== What this task involves ==
When a line in the listing below contains the word "title", return a copy of that line.

== Material for this exercise ==
== Segment start ==

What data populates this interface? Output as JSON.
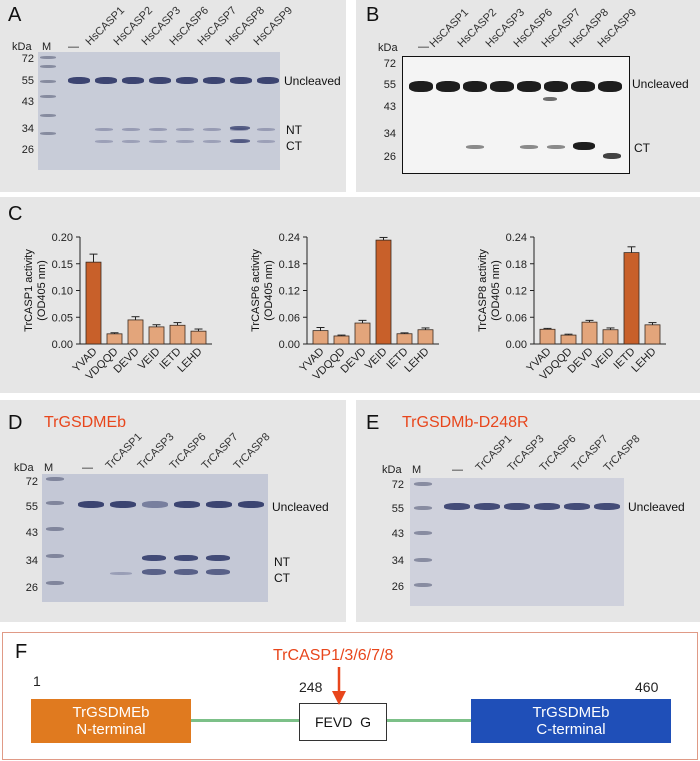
{
  "panels": {
    "A": {
      "label": "A",
      "kda": "kDa",
      "marker": "M",
      "dash": "—",
      "lanes": [
        "HsCASP1",
        "HsCASP2",
        "HsCASP3",
        "HsCASP6",
        "HsCASP7",
        "HsCASP8",
        "HsCASP9"
      ],
      "mw": [
        "72",
        "55",
        "43",
        "34",
        "26"
      ],
      "side": {
        "uncleaved": "Uncleaved",
        "nt": "NT",
        "ct": "CT"
      }
    },
    "B": {
      "label": "B",
      "kda": "kDa",
      "dash": "—",
      "lanes": [
        "HsCASP1",
        "HsCASP2",
        "HsCASP3",
        "HsCASP6",
        "HsCASP7",
        "HsCASP8",
        "HsCASP9"
      ],
      "mw": [
        "72",
        "55",
        "43",
        "34",
        "26"
      ],
      "side": {
        "uncleaved": "Uncleaved",
        "ct": "CT"
      }
    },
    "C": {
      "label": "C"
    },
    "D": {
      "label": "D",
      "title": "TrGSDMEb",
      "kda": "kDa",
      "marker": "M",
      "dash": "—",
      "lanes": [
        "TrCASP1",
        "TrCASP3",
        "TrCASP6",
        "TrCASP7",
        "TrCASP8"
      ],
      "mw": [
        "72",
        "55",
        "43",
        "34",
        "26"
      ],
      "side": {
        "uncleaved": "Uncleaved",
        "nt": "NT",
        "ct": "CT"
      }
    },
    "E": {
      "label": "E",
      "title": "TrGSDMb-D248R",
      "kda": "kDa",
      "marker": "M",
      "dash": "—",
      "lanes": [
        "TrCASP1",
        "TrCASP3",
        "TrCASP6",
        "TrCASP7",
        "TrCASP8"
      ],
      "mw": [
        "72",
        "55",
        "43",
        "34",
        "26"
      ],
      "side": {
        "uncleaved": "Uncleaved"
      }
    },
    "F": {
      "label": "F",
      "enzymes": "TrCASP1/3/6/7/8",
      "pos_start": "1",
      "pos_site": "248",
      "pos_end": "460",
      "nterm_line1": "TrGSDMEb",
      "nterm_line2": "N-terminal",
      "site": "FEVD  G",
      "cterm_line1": "TrGSDMEb",
      "cterm_line2": "C-terminal"
    }
  },
  "colors": {
    "bar": "#c8602a",
    "bar_light": "#e3a57b",
    "nterm": "#e07a1f",
    "cterm": "#1f4fb8",
    "accent": "#e8461c",
    "linker": "#7cc088"
  },
  "chart_data": [
    {
      "type": "bar",
      "ylabel": "TrCASP1 activity\n(OD405 nm)",
      "categories": [
        "YVAD",
        "VDQQD",
        "DEVD",
        "VEID",
        "IETD",
        "LEHD"
      ],
      "values": [
        0.153,
        0.019,
        0.045,
        0.032,
        0.035,
        0.024
      ],
      "errors": [
        0.015,
        0.002,
        0.006,
        0.004,
        0.005,
        0.004
      ],
      "ylim": [
        0,
        0.2
      ],
      "yticks": [
        "0.00",
        "0.05",
        "0.10",
        "0.15",
        "0.20"
      ],
      "highlight": 0
    },
    {
      "type": "bar",
      "ylabel": "TrCASP6 activity\n(OD405 nm)",
      "categories": [
        "YVAD",
        "VDQQD",
        "DEVD",
        "VEID",
        "IETD",
        "LEHD"
      ],
      "values": [
        0.03,
        0.018,
        0.047,
        0.233,
        0.023,
        0.032
      ],
      "errors": [
        0.007,
        0.002,
        0.006,
        0.006,
        0.002,
        0.004
      ],
      "ylim": [
        0,
        0.24
      ],
      "yticks": [
        "0.00",
        "0.06",
        "0.12",
        "0.18",
        "0.24"
      ],
      "highlight": 3
    },
    {
      "type": "bar",
      "ylabel": "TrCASP8 activity\n(OD405 nm)",
      "categories": [
        "YVAD",
        "VDQQD",
        "DEVD",
        "VEID",
        "IETD",
        "LEHD"
      ],
      "values": [
        0.033,
        0.02,
        0.049,
        0.032,
        0.205,
        0.043
      ],
      "errors": [
        0.002,
        0.002,
        0.004,
        0.004,
        0.013,
        0.005
      ],
      "ylim": [
        0,
        0.24
      ],
      "yticks": [
        "0.00",
        "0.06",
        "0.12",
        "0.18",
        "0.24"
      ],
      "highlight": 4
    }
  ]
}
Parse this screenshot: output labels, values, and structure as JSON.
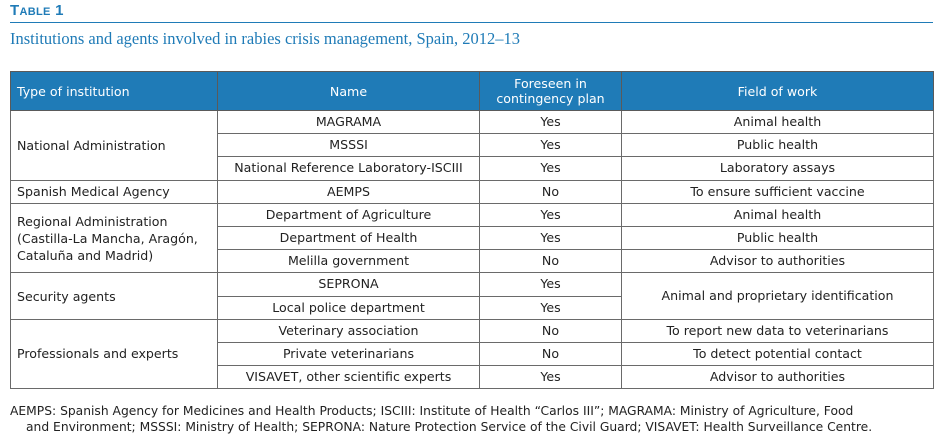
{
  "table_label": "Table 1",
  "caption": "Institutions and agents involved in rabies crisis management, Spain, 2012–13",
  "headers": {
    "type": "Type of institution",
    "name": "Name",
    "foreseen_line1": "Foreseen in",
    "foreseen_line2": "contingency plan",
    "field": "Field of work"
  },
  "groups": [
    {
      "type": "National Administration",
      "rows": [
        {
          "name": "MAGRAMA",
          "foreseen": "Yes",
          "field": "Animal health"
        },
        {
          "name": "MSSSI",
          "foreseen": "Yes",
          "field": "Public health"
        },
        {
          "name": "National Reference Laboratory-ISCIII",
          "foreseen": "Yes",
          "field": "Laboratory assays"
        }
      ]
    },
    {
      "type": "Spanish Medical Agency",
      "rows": [
        {
          "name": "AEMPS",
          "foreseen": "No",
          "field": "To ensure sufficient vaccine"
        }
      ]
    },
    {
      "type_lines": [
        "Regional Administration",
        "(Castilla-La Mancha, Aragón,",
        "Cataluña and Madrid)"
      ],
      "rows": [
        {
          "name": "Department of Agriculture",
          "foreseen": "Yes",
          "field": "Animal health"
        },
        {
          "name": "Department of Health",
          "foreseen": "Yes",
          "field": "Public health"
        },
        {
          "name": "Melilla government",
          "foreseen": "No",
          "field": "Advisor to authorities"
        }
      ]
    },
    {
      "type": "Security agents",
      "merged_field": "Animal and proprietary identification",
      "rows": [
        {
          "name": "SEPRONA",
          "foreseen": "Yes"
        },
        {
          "name": "Local police department",
          "foreseen": "Yes"
        }
      ]
    },
    {
      "type": "Professionals and experts",
      "rows": [
        {
          "name": "Veterinary association",
          "foreseen": "No",
          "field": "To report new data to veterinarians"
        },
        {
          "name": "Private veterinarians",
          "foreseen": "No",
          "field": "To detect potential contact"
        },
        {
          "name": "VISAVET, other scientific experts",
          "foreseen": "Yes",
          "field": "Advisor to authorities"
        }
      ]
    }
  ],
  "footnote": {
    "line1": "AEMPS: Spanish Agency for Medicines and Health Products; ISCIII: Institute of Health “Carlos III”; MAGRAMA: Ministry of Agriculture, Food",
    "line2": "and Environment; MSSSI: Ministry of Health; SEPRONA: Nature Protection Service of the Civil Guard; VISAVET: Health Surveillance Centre."
  }
}
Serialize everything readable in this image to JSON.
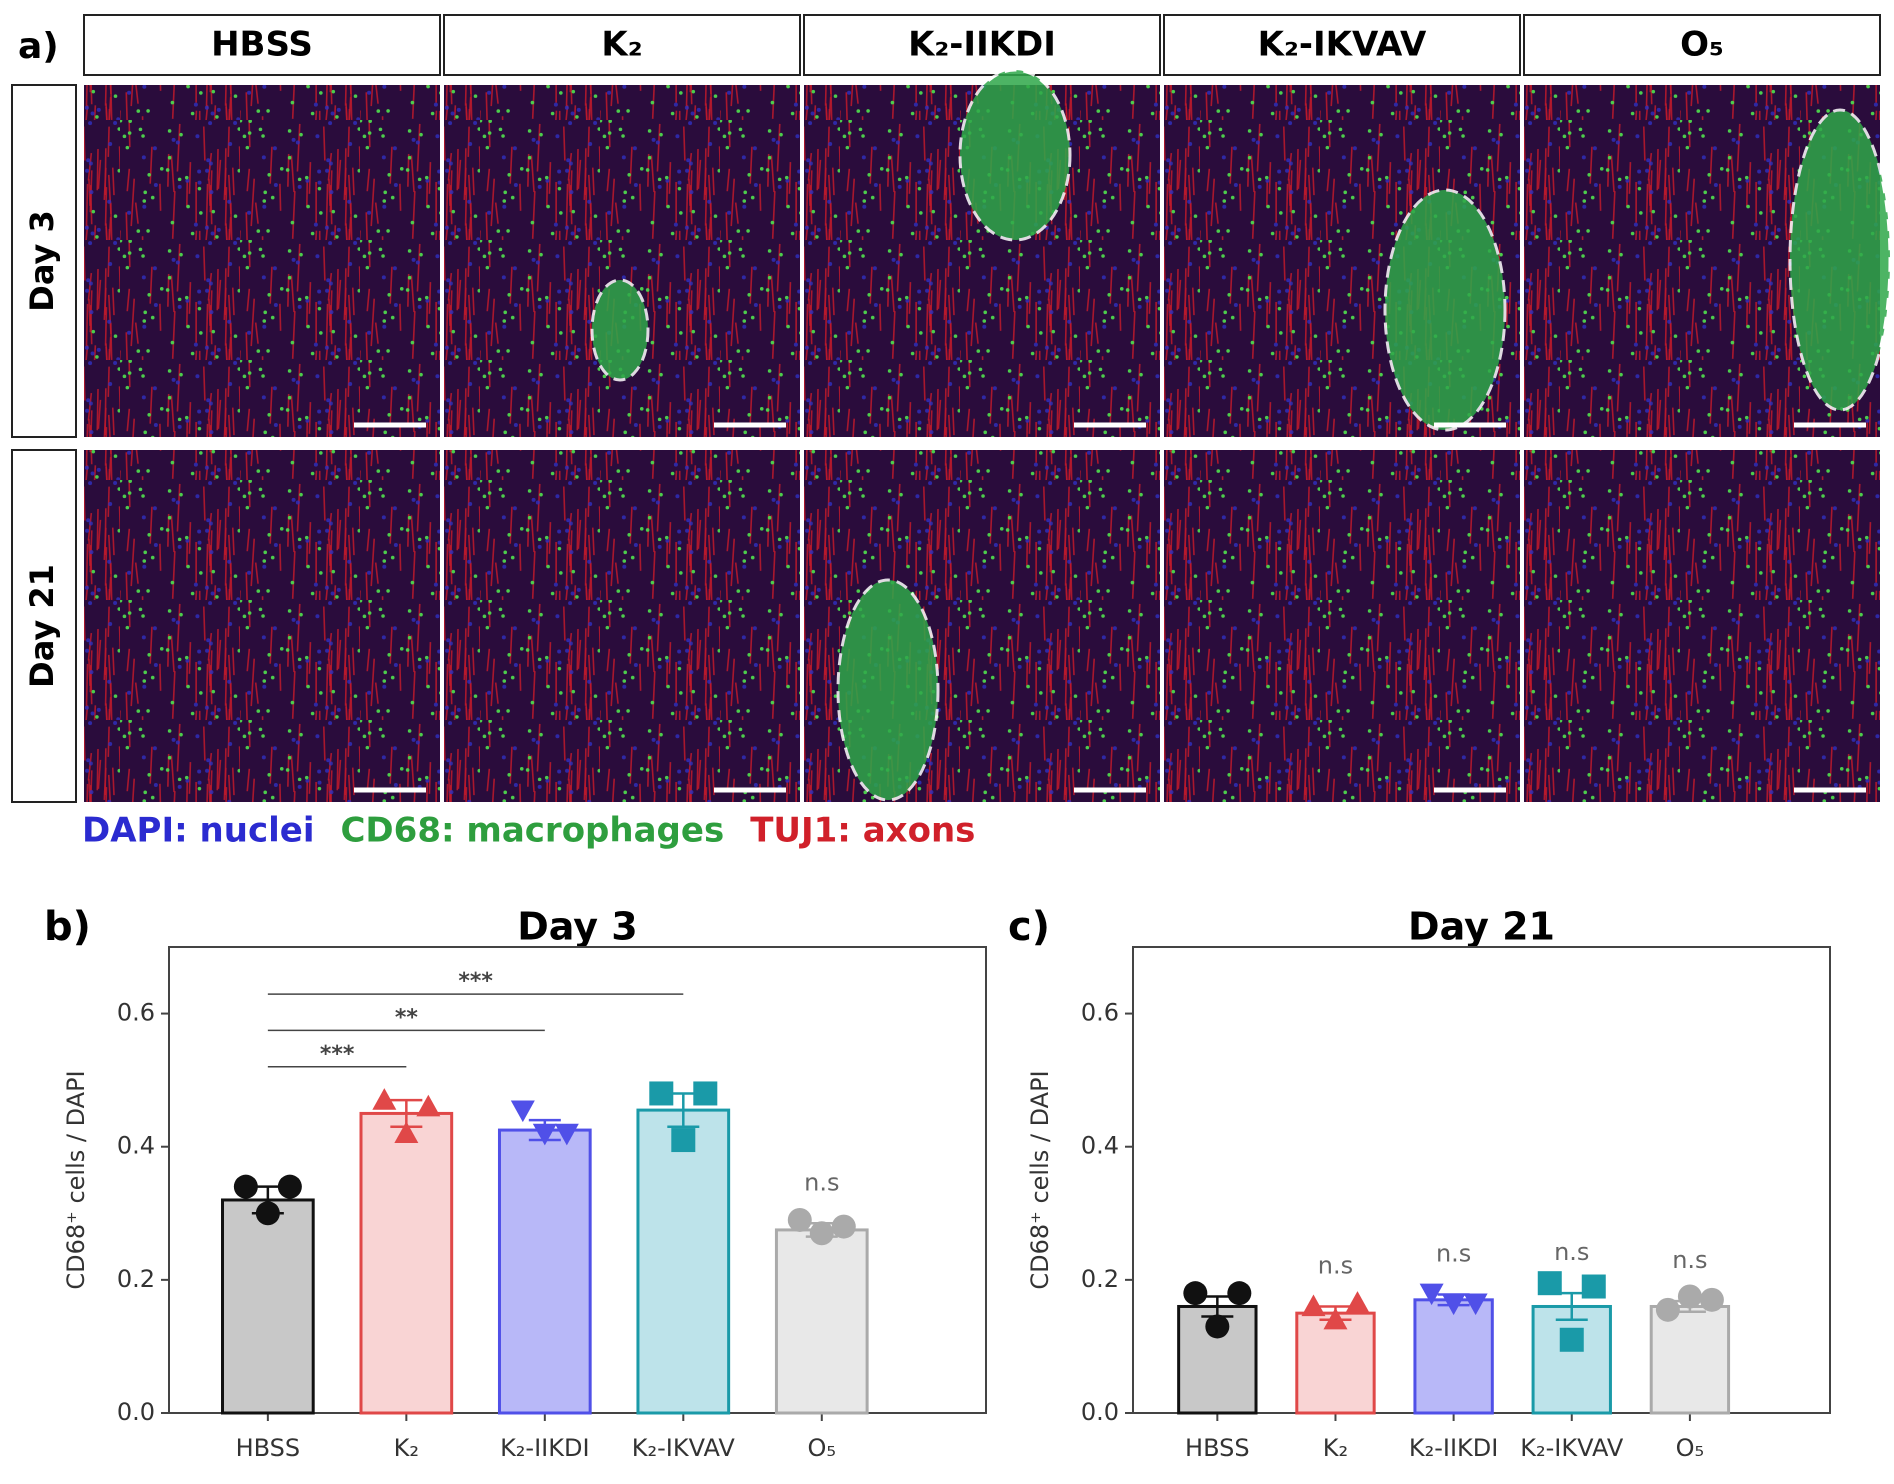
{
  "panel_a": {
    "label": "a)",
    "columns": [
      "HBSS",
      "K₂",
      "K₂-IIKDI",
      "K₂-IKVAV",
      "O₅"
    ],
    "rows": [
      "Day 3",
      "Day 21"
    ],
    "legend": [
      {
        "text": "DAPI: nuclei",
        "color": "#2b2bd0"
      },
      {
        "text": "CD68: macrophages",
        "color": "#2e9e3e"
      },
      {
        "text": "TUJ1: axons",
        "color": "#d0202a"
      }
    ]
  },
  "chart_data": [
    {
      "type": "bar",
      "panel_label": "b)",
      "title": "Day 3",
      "y_label": "CD68⁺ cells / DAPI",
      "categories": [
        "HBSS",
        "K₂",
        "K₂-IIKDI",
        "K₂-IKVAV",
        "O₅"
      ],
      "values": [
        0.32,
        0.45,
        0.425,
        0.455,
        0.275
      ],
      "errors": [
        0.02,
        0.02,
        0.015,
        0.025,
        0.01
      ],
      "points": [
        [
          0.34,
          0.3,
          0.34
        ],
        [
          0.47,
          0.42,
          0.46
        ],
        [
          0.455,
          0.42,
          0.42
        ],
        [
          0.48,
          0.41,
          0.48
        ],
        [
          0.29,
          0.27,
          0.28
        ]
      ],
      "colors": [
        "#111111",
        "#e04848",
        "#5050e8",
        "#1a9aa8",
        "#aaaaaa"
      ],
      "fill_colors": [
        "#c8c8c8",
        "#f9d4d4",
        "#b8b8f8",
        "#bde3ea",
        "#e8e8e8"
      ],
      "markers": [
        "circle",
        "triangle-up",
        "triangle-down",
        "square",
        "circle"
      ],
      "ylim": [
        0,
        0.7
      ],
      "yticks": [
        {
          "value": 0,
          "label": "0.0"
        },
        0.2,
        0.4,
        0.6
      ],
      "significance": [
        null,
        "***",
        "**",
        "***",
        null
      ],
      "value_annotations": [
        null,
        null,
        null,
        null,
        "n.s"
      ]
    },
    {
      "type": "bar",
      "panel_label": "c)",
      "title": "Day 21",
      "y_label": "CD68⁺ cells / DAPI",
      "categories": [
        "HBSS",
        "K₂",
        "K₂-IIKDI",
        "K₂-IKVAV",
        "O₅"
      ],
      "values": [
        0.16,
        0.15,
        0.17,
        0.16,
        0.16
      ],
      "errors": [
        0.015,
        0.01,
        0.008,
        0.02,
        0.008
      ],
      "points": [
        [
          0.18,
          0.13,
          0.18
        ],
        [
          0.16,
          0.14,
          0.165
        ],
        [
          0.18,
          0.165,
          0.165
        ],
        [
          0.195,
          0.11,
          0.19
        ],
        [
          0.155,
          0.175,
          0.17
        ]
      ],
      "colors": [
        "#111111",
        "#e04848",
        "#5050e8",
        "#1a9aa8",
        "#aaaaaa"
      ],
      "fill_colors": [
        "#c8c8c8",
        "#f9d4d4",
        "#b8b8f8",
        "#bde3ea",
        "#e8e8e8"
      ],
      "markers": [
        "circle",
        "triangle-up",
        "triangle-down",
        "square",
        "circle"
      ],
      "ylim": [
        0,
        0.7
      ],
      "yticks": [
        {
          "value": 0,
          "label": "0.0"
        },
        0.2,
        0.4,
        0.6
      ],
      "value_annotations": [
        null,
        "n.s",
        "n.s",
        "n.s",
        "n.s"
      ]
    }
  ]
}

== Segment end ==

== Task response ==
      "title": "TrGSDMEb",
      "title": "TrGSDMb-D248R",
      "title": "Day 3",
      "title": "Day 21",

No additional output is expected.